#### EXERCISE:
Find the lines holding the word "Список" and collect them.

---- INPUT DATA

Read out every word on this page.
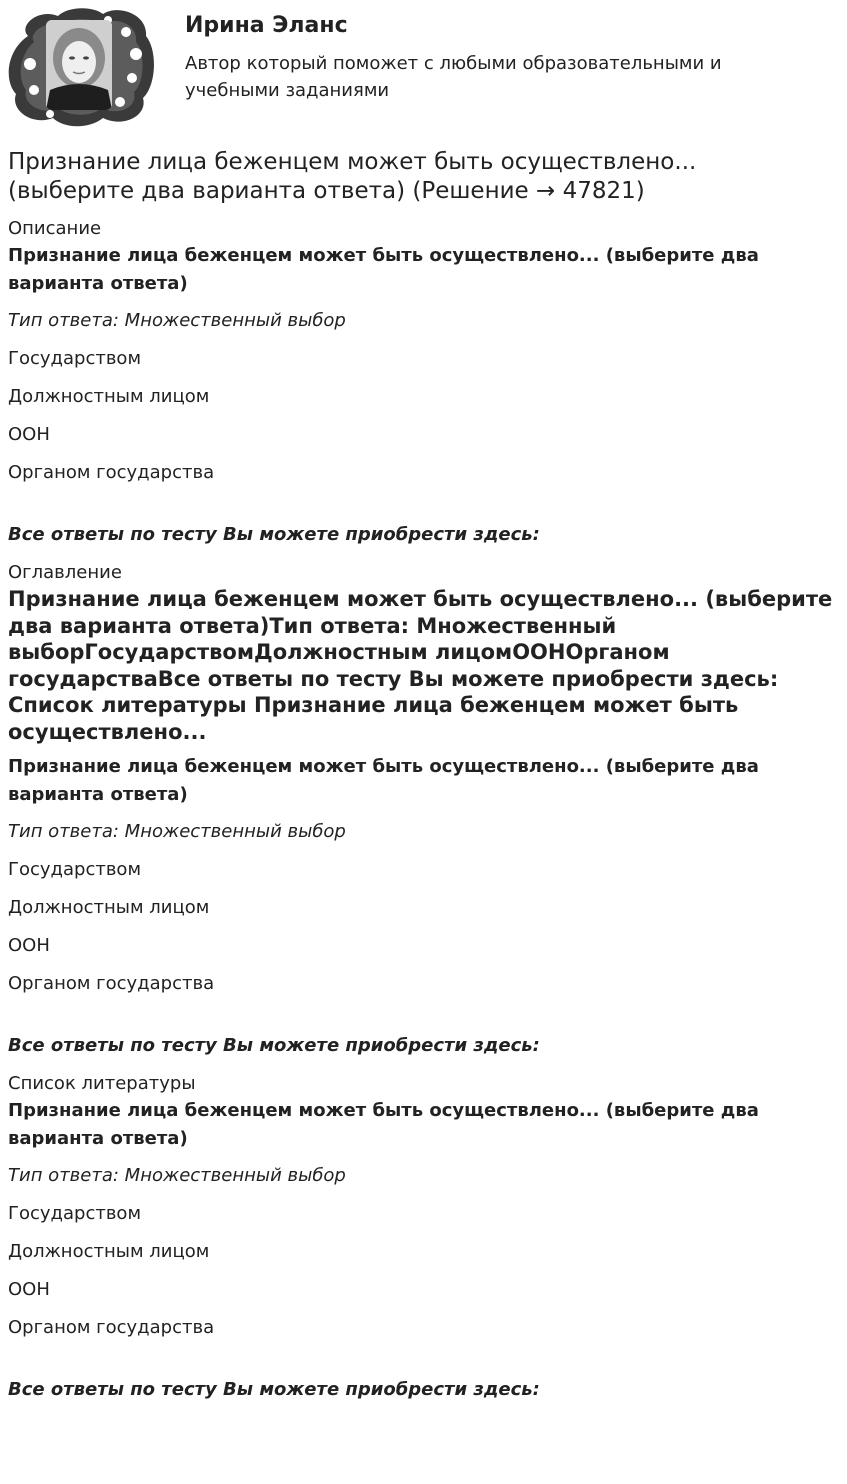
Ирина Эланс
Автор который поможет с любыми образовательными и учебными заданиями
Признание лица беженцем может быть осуществлено... (выберите два варианта ответа) (Решение → 47821)
Описание
Признание лица беженцем может быть осуществлено... (выберите два варианта ответа)
Тип ответа: Множественный выбор
Государством
Должностным лицом
ООН
Органом государства
Все ответы по тесту Вы можете приобрести здесь:
Оглавление
Признание лица беженцем может быть осуществлено... (выберите два варианта ответа)Тип ответа: Множественный выборГосударствомДолжностным лицомООНОрганом государстваВсе ответы по тесту Вы можете приобрести здесь: Список литературы Признание лица беженцем может быть осуществлено...
Признание лица беженцем может быть осуществлено... (выберите два варианта ответа)
Тип ответа: Множественный выбор
Государством
Должностным лицом
ООН
Органом государства
Все ответы по тесту Вы можете приобрести здесь:
Список литературы
Признание лица беженцем может быть осуществлено... (выберите два варианта ответа)
Тип ответа: Множественный выбор
Государством
Должностным лицом
ООН
Органом государства
Все ответы по тесту Вы можете приобрести здесь:
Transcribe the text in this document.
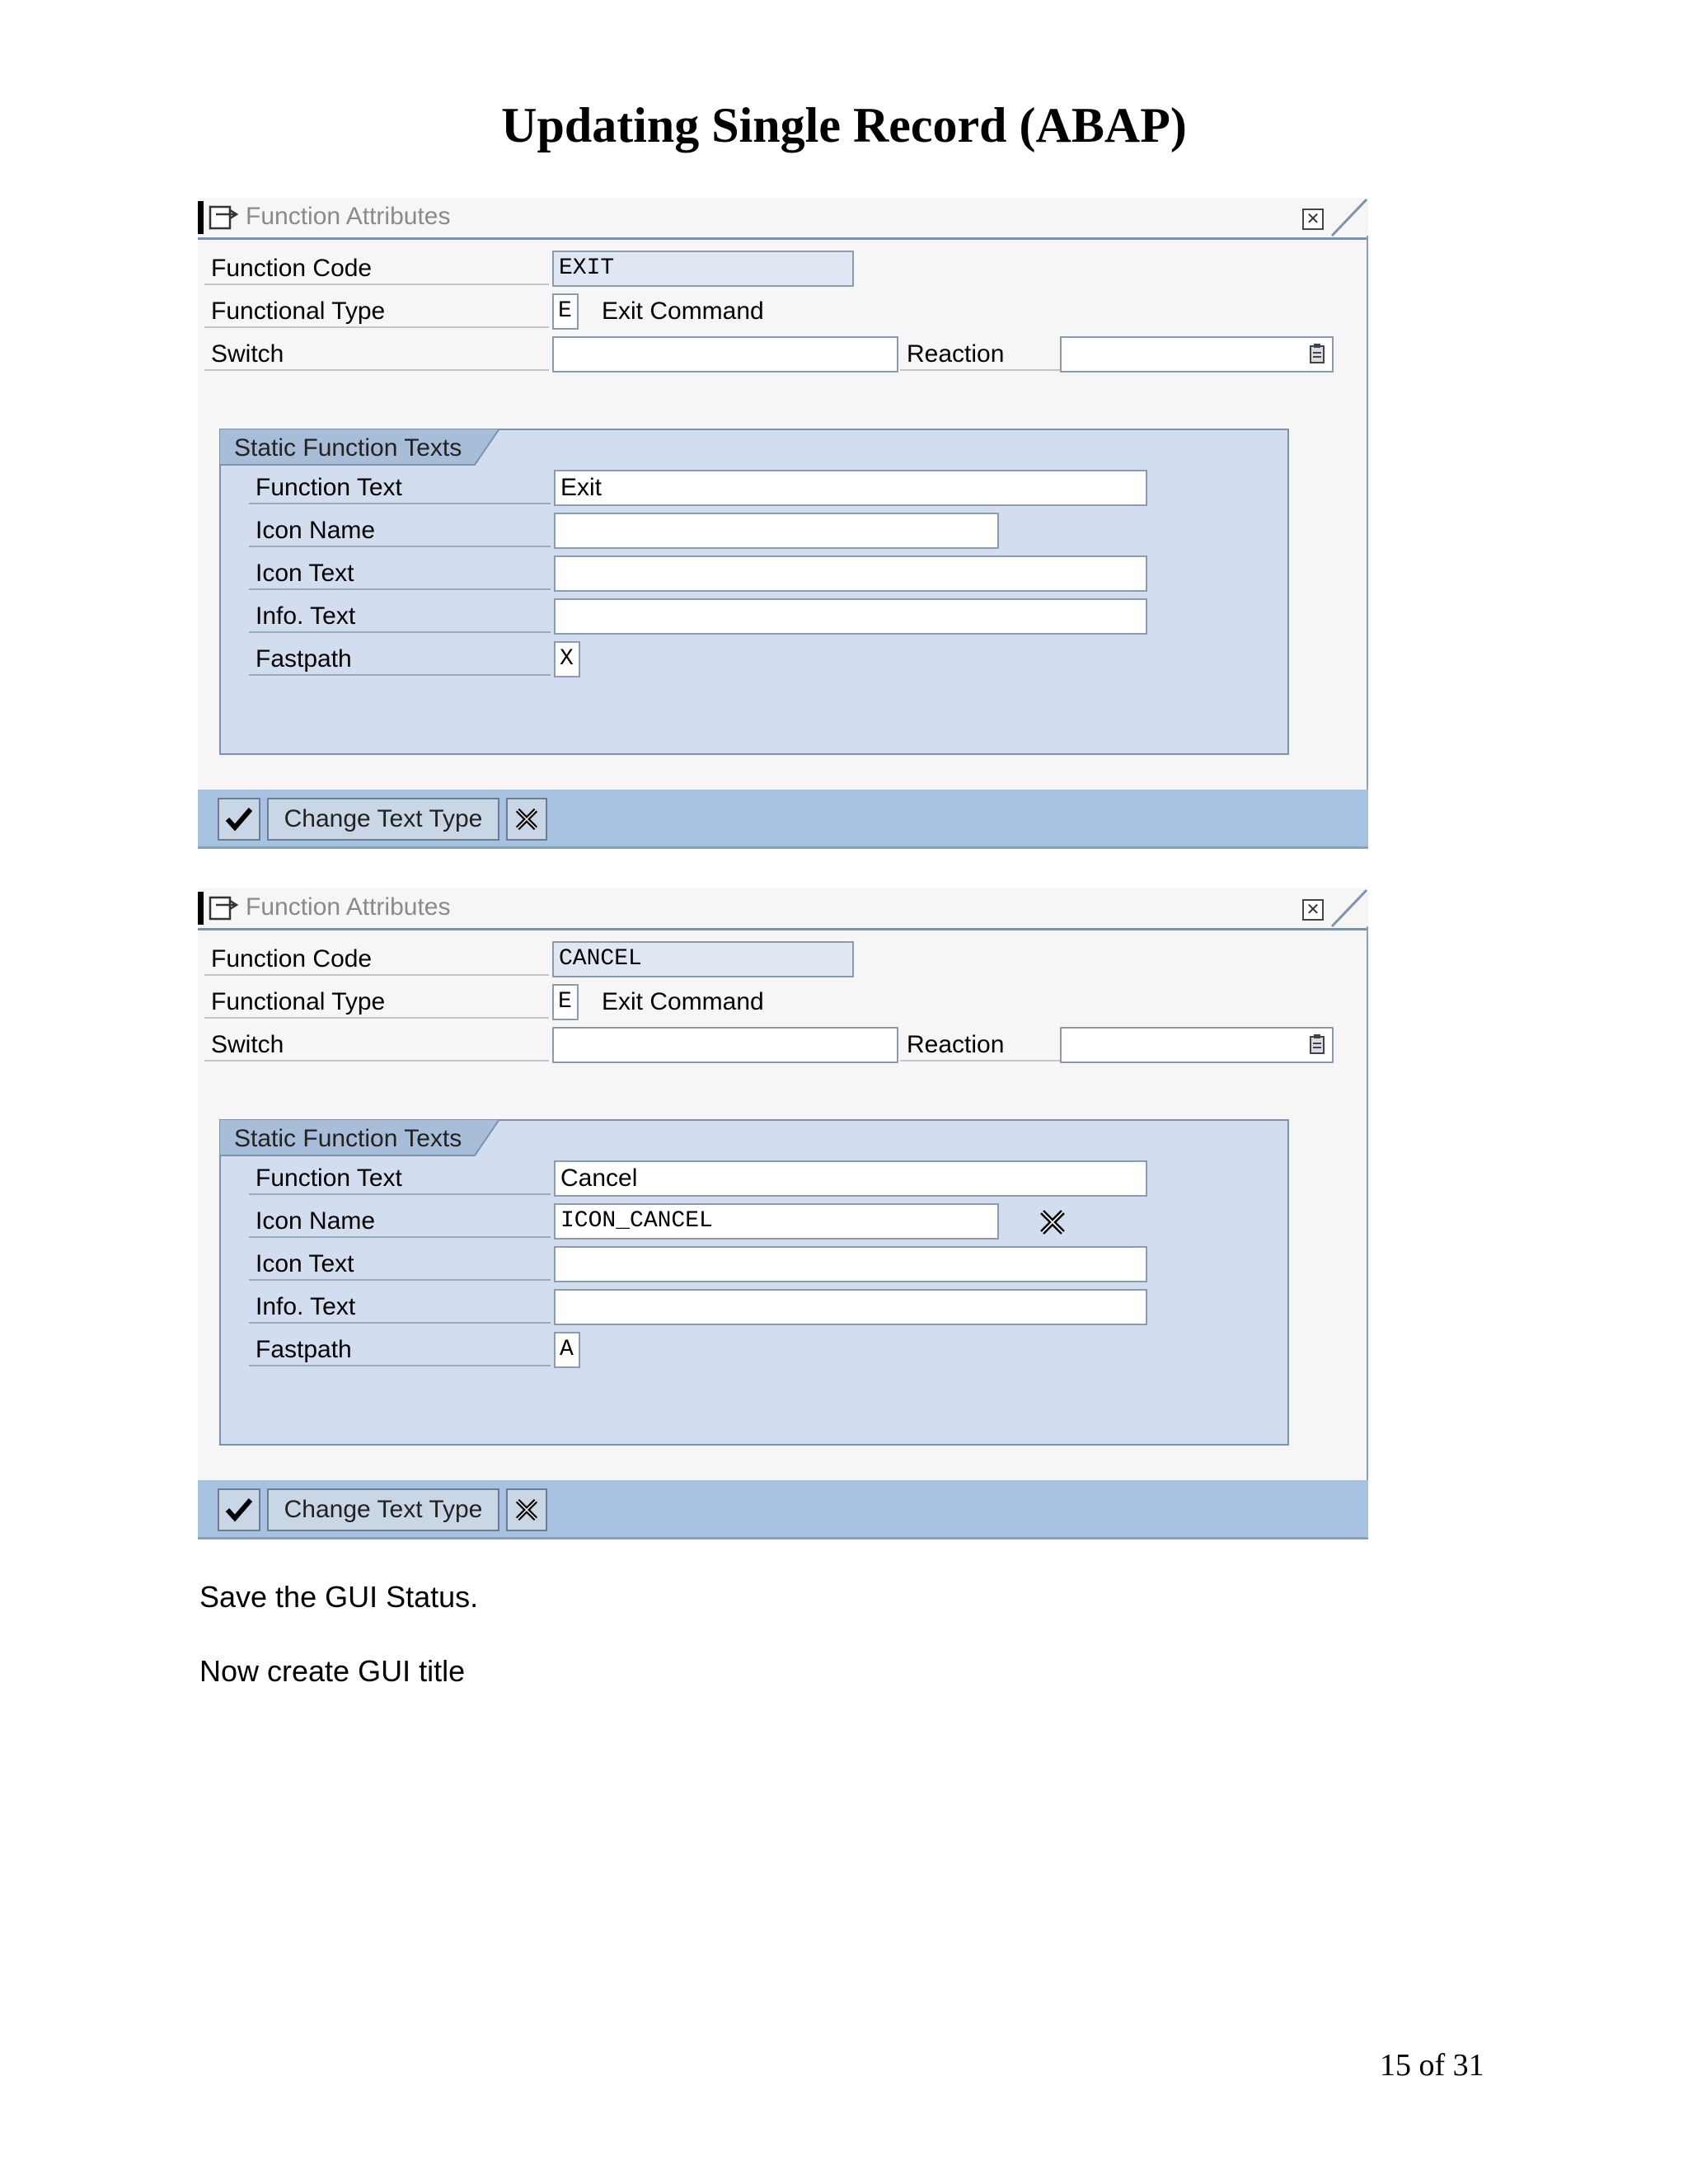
Updating Single Record (ABAP)
Function Attributes	✕
Function Code	EXIT
Functional Type	E Exit Command
Switch	Reaction
Static Function Texts
Function Text	Exit
Icon Name
Icon Text
Info. Text
Fastpath	X
Change Text Type
Function Attributes	✕
Function Code	CANCEL
Functional Type	E Exit Command
Switch	Reaction
Static Function Texts
Function Text	Cancel
Icon Name	ICON_CANCEL
Icon Text
Info. Text
Fastpath	A
Change Text Type
Save the GUI Status.
Now create GUI title
15 of 31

--------

#### THE REPLY:
Признание лица беженцем может быть осуществлено... (выберите два варианта ответа)Тип ответа: Множественный выборГосударствомДолжностным лицомООНОрганом государстваВсе ответы по тесту Вы можете приобрести здесь: Список литературы Признание лица беженцем может быть осуществлено...
Список литературы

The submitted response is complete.